(begin)
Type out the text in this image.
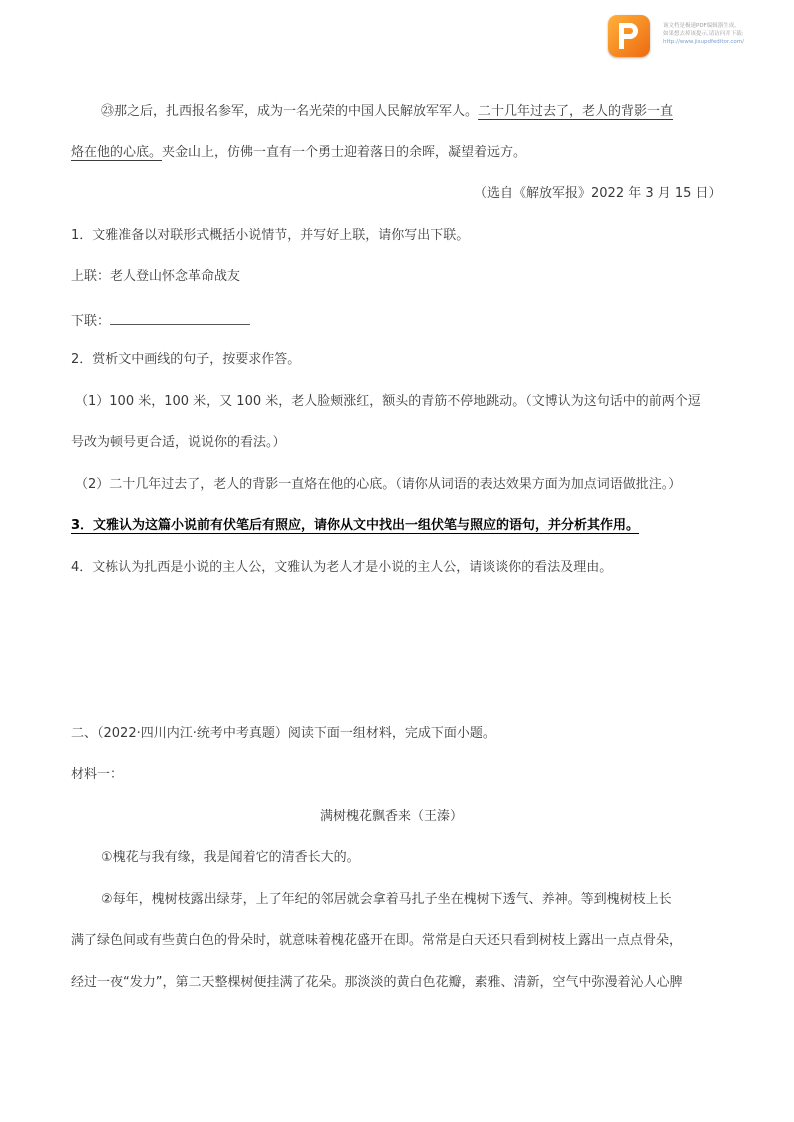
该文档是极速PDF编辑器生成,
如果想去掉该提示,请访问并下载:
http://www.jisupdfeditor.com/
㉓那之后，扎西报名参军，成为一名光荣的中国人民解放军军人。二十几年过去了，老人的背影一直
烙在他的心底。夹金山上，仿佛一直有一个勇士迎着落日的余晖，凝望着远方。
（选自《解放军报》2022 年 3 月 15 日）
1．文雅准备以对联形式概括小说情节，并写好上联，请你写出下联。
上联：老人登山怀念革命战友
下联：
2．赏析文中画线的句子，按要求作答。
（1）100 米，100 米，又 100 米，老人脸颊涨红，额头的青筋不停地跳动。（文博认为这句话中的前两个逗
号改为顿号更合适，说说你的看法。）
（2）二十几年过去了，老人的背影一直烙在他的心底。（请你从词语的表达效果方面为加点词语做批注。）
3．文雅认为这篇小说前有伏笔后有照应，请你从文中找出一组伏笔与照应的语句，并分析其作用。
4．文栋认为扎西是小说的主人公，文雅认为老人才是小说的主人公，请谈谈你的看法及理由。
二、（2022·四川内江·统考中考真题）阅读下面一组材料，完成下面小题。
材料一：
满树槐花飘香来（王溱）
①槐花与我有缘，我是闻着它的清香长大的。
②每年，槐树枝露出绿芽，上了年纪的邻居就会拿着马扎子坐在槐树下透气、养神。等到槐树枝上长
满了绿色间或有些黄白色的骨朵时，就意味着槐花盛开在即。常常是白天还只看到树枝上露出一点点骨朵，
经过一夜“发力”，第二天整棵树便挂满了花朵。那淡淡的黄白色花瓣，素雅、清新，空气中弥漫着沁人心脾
(end)
What the exercise asks -> Repeat each record exactly, with the pictures left out.

Solution ->
Type out the text in this image.
该文档是极速PDF编辑器生成,
如果想去掉该提示,请访问并下载:
http://www.jisupdfeditor.com/
㉓那之后，扎西报名参军，成为一名光荣的中国人民解放军军人。二十几年过去了，老人的背影一直
烙在他的心底。夹金山上，仿佛一直有一个勇士迎着落日的余晖，凝望着远方。
（选自《解放军报》2022 年 3 月 15 日）
1．文雅准备以对联形式概括小说情节，并写好上联，请你写出下联。
上联：老人登山怀念革命战友
下联：
2．赏析文中画线的句子，按要求作答。
（1）100 米，100 米，又 100 米，老人脸颊涨红，额头的青筋不停地跳动。（文博认为这句话中的前两个逗
号改为顿号更合适，说说你的看法。）
（2）二十几年过去了，老人的背影一直烙在他的心底。（请你从词语的表达效果方面为加点词语做批注。）
3．文雅认为这篇小说前有伏笔后有照应，请你从文中找出一组伏笔与照应的语句，并分析其作用。
4．文栋认为扎西是小说的主人公，文雅认为老人才是小说的主人公，请谈谈你的看法及理由。
二、（2022·四川内江·统考中考真题）阅读下面一组材料，完成下面小题。
材料一：
满树槐花飘香来（王溱）
①槐花与我有缘，我是闻着它的清香长大的。
②每年，槐树枝露出绿芽，上了年纪的邻居就会拿着马扎子坐在槐树下透气、养神。等到槐树枝上长
满了绿色间或有些黄白色的骨朵时，就意味着槐花盛开在即。常常是白天还只看到树枝上露出一点点骨朵，
经过一夜“发力”，第二天整棵树便挂满了花朵。那淡淡的黄白色花瓣，素雅、清新，空气中弥漫着沁人心脾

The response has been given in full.